Problem requirements ▸
Pick out each line of the records that includes the string "σχέδια", and copy it.

^^^^^^^^

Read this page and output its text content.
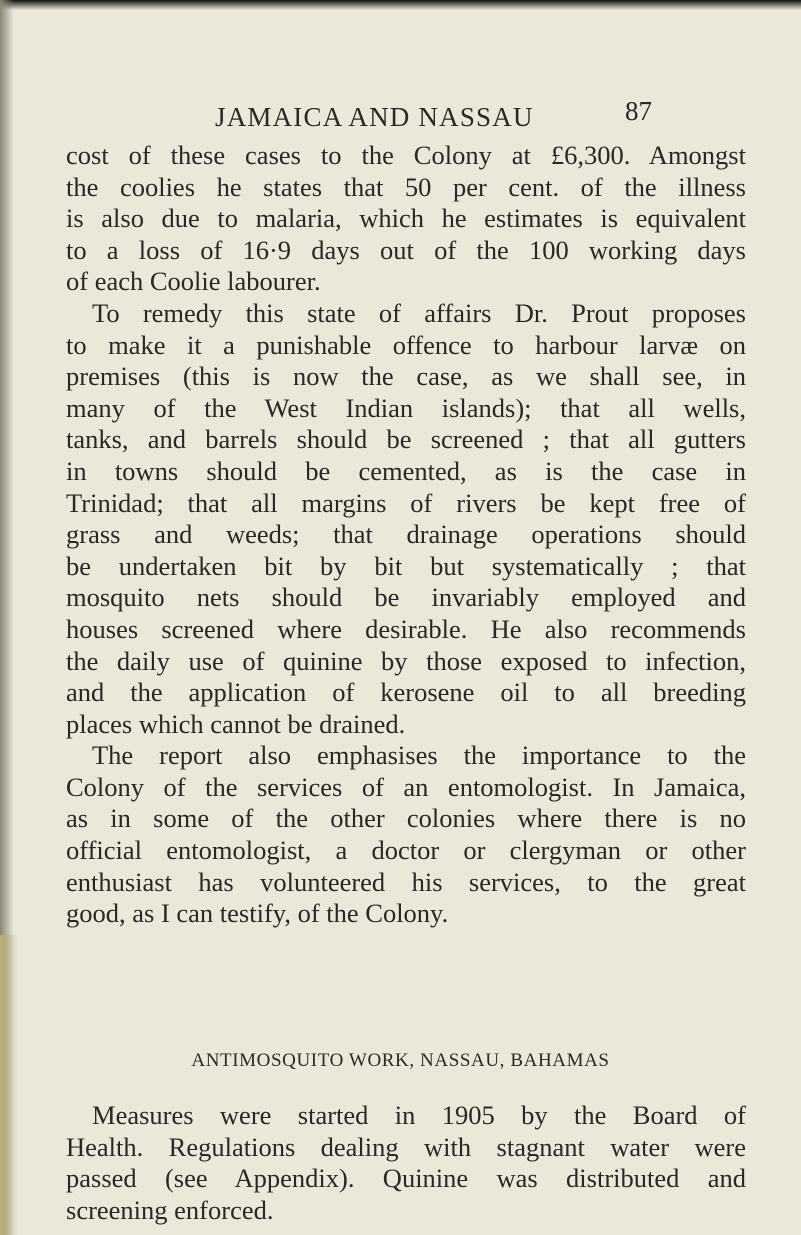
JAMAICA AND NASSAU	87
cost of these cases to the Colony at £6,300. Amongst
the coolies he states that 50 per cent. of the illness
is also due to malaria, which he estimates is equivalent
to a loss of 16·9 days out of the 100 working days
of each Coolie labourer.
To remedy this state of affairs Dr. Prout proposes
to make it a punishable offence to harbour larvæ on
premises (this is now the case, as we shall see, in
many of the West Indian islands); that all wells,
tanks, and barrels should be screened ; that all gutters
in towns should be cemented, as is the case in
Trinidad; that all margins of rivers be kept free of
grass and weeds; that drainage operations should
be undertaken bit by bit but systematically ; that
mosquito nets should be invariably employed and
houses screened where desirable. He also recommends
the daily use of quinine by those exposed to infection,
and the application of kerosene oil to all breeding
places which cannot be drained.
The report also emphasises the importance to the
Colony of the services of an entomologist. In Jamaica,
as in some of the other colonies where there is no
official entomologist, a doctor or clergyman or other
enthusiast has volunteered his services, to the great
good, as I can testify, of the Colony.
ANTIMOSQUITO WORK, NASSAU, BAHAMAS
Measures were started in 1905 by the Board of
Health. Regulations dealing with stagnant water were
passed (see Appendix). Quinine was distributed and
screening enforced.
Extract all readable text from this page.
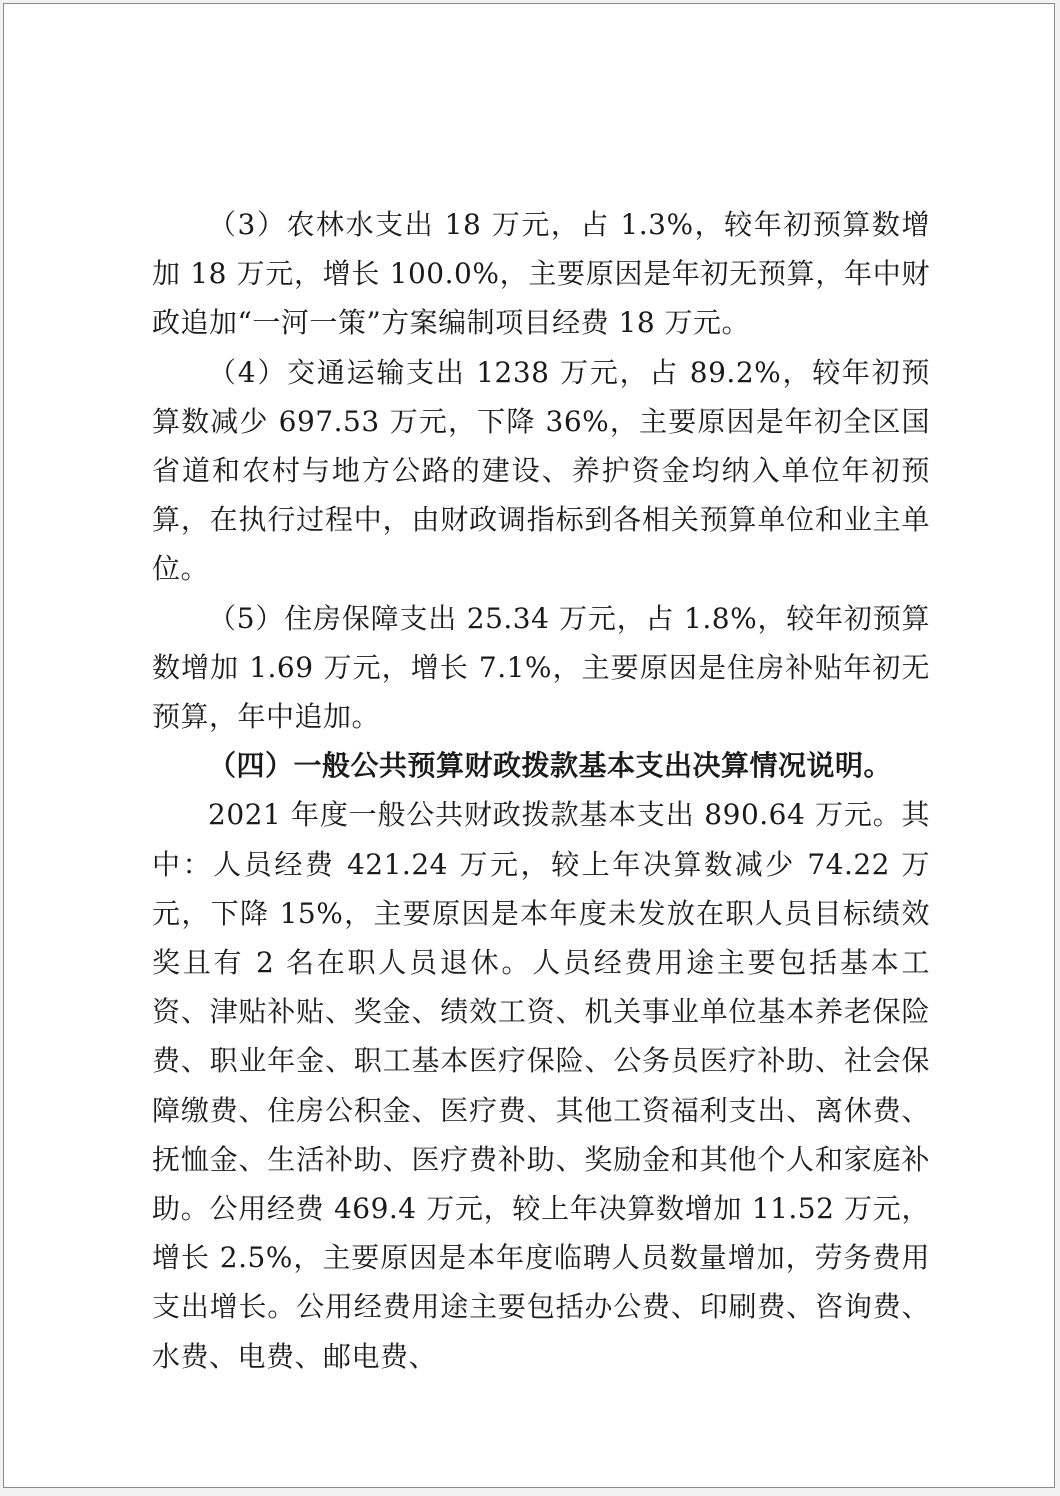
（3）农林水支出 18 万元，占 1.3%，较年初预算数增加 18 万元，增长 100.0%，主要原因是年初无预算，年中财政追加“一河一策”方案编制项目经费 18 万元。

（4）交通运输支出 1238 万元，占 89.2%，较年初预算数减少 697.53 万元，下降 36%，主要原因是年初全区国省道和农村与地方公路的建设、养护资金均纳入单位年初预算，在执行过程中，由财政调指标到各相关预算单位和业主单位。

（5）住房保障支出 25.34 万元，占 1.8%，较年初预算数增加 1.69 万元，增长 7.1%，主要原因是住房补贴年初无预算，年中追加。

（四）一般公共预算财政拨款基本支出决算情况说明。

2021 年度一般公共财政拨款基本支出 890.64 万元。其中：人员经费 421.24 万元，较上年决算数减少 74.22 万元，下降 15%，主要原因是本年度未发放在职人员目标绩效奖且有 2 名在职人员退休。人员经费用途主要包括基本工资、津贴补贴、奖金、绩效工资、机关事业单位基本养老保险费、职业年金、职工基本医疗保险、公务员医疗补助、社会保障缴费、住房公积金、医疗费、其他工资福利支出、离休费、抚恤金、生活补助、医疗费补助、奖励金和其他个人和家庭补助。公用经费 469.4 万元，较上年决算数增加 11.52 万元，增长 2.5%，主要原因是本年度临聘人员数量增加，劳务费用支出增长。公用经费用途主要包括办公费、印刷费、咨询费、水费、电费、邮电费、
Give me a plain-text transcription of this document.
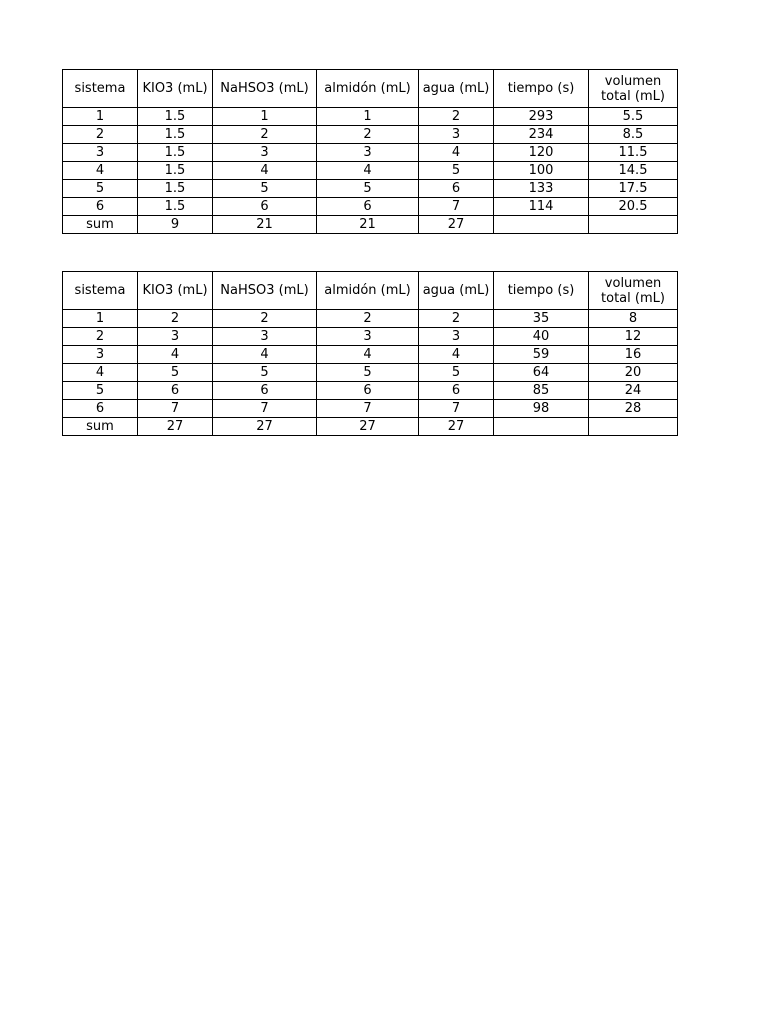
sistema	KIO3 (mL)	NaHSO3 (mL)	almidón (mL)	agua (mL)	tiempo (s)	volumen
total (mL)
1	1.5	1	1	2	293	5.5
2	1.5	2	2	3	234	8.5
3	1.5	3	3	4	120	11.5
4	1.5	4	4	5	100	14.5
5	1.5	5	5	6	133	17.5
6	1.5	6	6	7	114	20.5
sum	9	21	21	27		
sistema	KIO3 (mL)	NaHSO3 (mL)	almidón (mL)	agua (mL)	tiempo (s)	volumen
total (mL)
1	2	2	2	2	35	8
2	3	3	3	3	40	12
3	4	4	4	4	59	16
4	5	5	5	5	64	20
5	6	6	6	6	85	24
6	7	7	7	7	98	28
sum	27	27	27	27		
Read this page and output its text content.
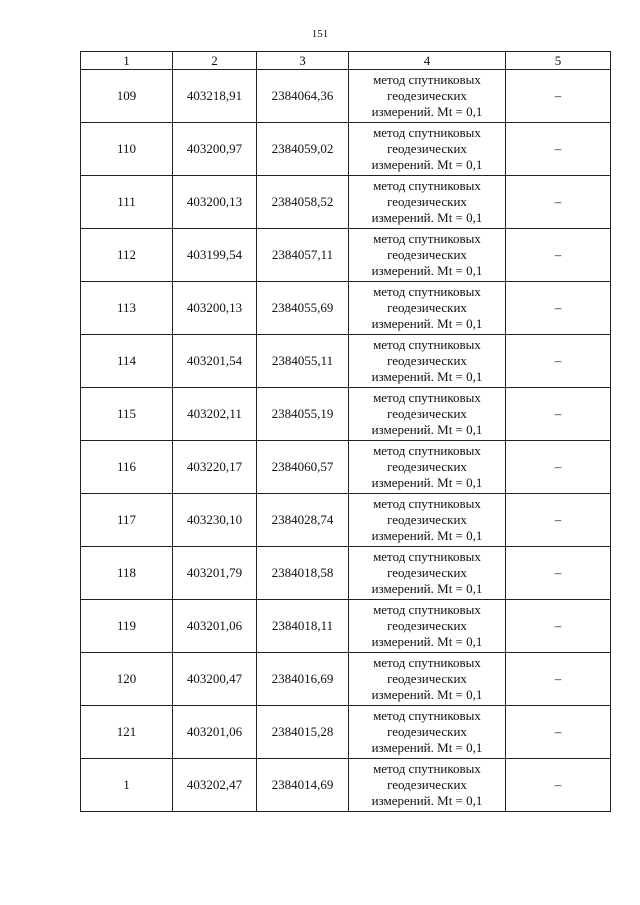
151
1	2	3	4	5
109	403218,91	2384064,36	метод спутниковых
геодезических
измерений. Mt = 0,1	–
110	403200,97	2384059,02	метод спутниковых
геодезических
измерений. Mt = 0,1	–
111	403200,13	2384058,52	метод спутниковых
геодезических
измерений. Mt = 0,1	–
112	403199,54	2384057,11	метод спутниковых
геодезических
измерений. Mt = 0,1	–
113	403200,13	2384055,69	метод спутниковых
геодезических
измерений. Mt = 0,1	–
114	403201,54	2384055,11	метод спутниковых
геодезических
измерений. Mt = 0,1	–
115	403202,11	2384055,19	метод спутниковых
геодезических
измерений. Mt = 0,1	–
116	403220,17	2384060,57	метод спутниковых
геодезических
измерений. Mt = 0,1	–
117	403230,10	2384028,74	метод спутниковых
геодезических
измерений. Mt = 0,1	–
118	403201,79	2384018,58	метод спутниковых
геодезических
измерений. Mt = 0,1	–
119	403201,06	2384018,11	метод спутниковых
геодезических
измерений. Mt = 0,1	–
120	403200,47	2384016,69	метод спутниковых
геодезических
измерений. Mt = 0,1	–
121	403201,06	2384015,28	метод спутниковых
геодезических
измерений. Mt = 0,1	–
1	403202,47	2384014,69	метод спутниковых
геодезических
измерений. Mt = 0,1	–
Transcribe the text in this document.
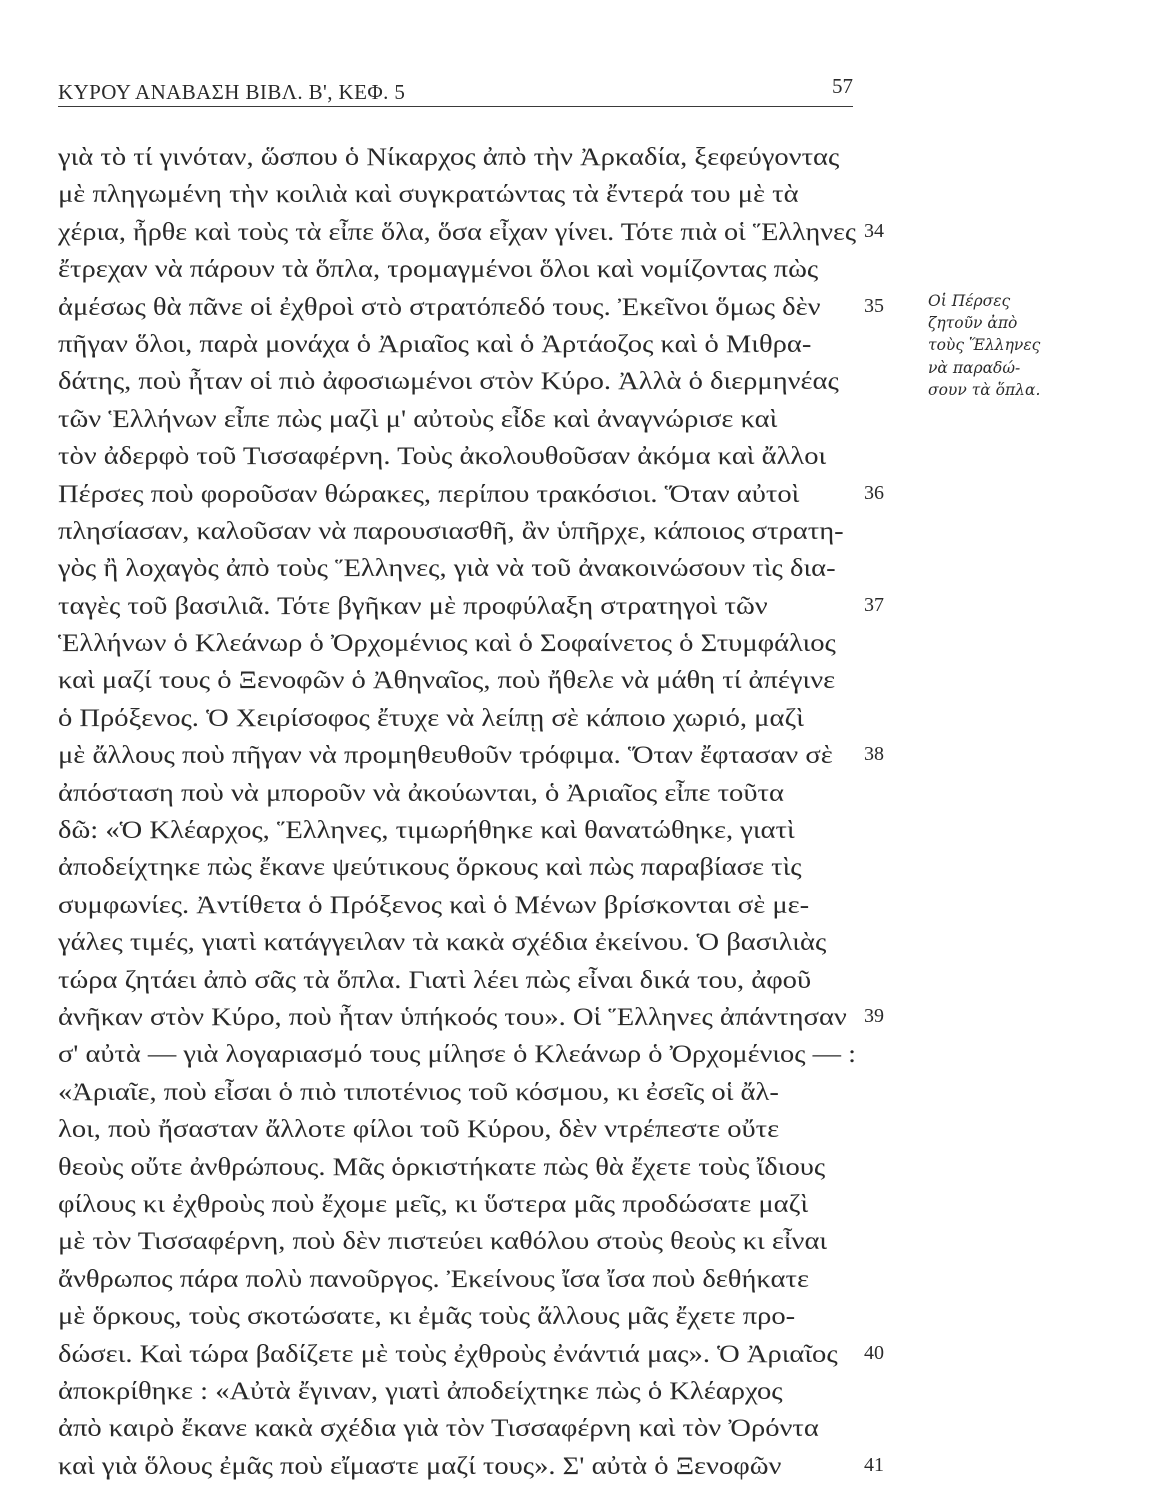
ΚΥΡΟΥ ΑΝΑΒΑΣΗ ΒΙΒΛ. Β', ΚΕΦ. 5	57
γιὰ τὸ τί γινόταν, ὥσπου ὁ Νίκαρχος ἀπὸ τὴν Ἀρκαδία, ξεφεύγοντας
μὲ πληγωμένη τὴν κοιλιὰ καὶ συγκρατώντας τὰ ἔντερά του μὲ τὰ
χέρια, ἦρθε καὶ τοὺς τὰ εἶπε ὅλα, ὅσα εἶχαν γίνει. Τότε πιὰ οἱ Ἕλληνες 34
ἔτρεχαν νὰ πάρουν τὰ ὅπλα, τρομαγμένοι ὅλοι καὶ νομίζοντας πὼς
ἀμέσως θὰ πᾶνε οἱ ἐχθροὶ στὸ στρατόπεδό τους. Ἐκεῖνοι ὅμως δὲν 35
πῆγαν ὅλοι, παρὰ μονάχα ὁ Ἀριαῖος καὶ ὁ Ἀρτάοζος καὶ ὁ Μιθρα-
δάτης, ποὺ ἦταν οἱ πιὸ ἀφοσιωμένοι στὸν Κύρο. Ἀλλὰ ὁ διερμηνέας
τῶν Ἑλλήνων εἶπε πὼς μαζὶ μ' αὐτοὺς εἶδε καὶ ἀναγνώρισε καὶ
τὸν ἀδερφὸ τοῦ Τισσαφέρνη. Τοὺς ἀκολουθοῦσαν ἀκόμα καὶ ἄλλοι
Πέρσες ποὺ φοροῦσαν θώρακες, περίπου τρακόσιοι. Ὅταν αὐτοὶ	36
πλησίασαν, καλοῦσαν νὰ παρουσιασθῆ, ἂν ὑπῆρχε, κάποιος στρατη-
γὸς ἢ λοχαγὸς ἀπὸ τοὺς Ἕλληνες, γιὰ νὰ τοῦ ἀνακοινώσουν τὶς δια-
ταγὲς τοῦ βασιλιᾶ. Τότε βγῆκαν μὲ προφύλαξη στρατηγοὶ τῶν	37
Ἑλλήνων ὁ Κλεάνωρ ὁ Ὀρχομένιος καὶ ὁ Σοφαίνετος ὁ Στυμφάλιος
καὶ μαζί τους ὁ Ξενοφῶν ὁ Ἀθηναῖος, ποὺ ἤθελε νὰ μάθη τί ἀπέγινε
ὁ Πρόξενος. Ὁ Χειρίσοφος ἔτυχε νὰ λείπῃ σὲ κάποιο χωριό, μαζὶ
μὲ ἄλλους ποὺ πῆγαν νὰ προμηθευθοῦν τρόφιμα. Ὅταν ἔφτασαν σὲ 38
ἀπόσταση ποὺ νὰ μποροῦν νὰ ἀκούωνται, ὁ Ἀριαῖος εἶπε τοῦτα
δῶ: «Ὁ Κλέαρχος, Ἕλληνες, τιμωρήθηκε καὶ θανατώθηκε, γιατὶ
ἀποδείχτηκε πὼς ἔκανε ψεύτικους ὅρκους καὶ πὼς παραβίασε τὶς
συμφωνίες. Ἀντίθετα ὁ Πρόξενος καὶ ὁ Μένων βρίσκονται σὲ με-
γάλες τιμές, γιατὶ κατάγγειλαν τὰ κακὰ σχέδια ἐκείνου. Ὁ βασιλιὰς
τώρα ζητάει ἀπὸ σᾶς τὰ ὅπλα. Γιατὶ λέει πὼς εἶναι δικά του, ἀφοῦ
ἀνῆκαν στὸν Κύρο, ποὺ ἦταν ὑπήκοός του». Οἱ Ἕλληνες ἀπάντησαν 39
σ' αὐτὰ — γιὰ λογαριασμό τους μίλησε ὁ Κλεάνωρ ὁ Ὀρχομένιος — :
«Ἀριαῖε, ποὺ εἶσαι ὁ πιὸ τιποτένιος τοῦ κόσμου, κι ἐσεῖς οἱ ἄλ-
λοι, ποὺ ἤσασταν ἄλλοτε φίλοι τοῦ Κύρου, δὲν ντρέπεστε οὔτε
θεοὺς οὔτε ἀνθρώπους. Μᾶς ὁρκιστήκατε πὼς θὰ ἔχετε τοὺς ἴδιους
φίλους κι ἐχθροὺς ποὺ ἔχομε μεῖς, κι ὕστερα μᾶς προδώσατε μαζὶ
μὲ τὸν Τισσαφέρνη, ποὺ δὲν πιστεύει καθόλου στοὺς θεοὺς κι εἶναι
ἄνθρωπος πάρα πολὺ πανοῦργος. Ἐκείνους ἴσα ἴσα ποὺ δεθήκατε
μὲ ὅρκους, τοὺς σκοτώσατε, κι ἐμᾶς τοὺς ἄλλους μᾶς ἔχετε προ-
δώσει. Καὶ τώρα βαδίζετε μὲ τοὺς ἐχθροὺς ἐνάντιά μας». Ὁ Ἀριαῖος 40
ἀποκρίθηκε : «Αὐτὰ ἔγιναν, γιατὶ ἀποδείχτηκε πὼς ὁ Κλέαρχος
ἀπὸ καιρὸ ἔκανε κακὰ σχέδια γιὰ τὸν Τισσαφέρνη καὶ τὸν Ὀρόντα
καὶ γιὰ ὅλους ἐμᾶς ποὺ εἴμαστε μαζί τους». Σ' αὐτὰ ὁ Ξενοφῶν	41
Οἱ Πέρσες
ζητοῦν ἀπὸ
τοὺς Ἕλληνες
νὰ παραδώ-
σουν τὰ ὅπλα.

^^^^^^^^

Response ▸
γάλες τιμές, γιατὶ κατάγγειλαν τὰ κακὰ σχέδια ἐκείνου. Ὁ βασιλιὰς
ἀπὸ καιρὸ ἔκανε κακὰ σχέδια γιὰ τὸν Τισσαφέρνη καὶ τὸν Ὀρόντα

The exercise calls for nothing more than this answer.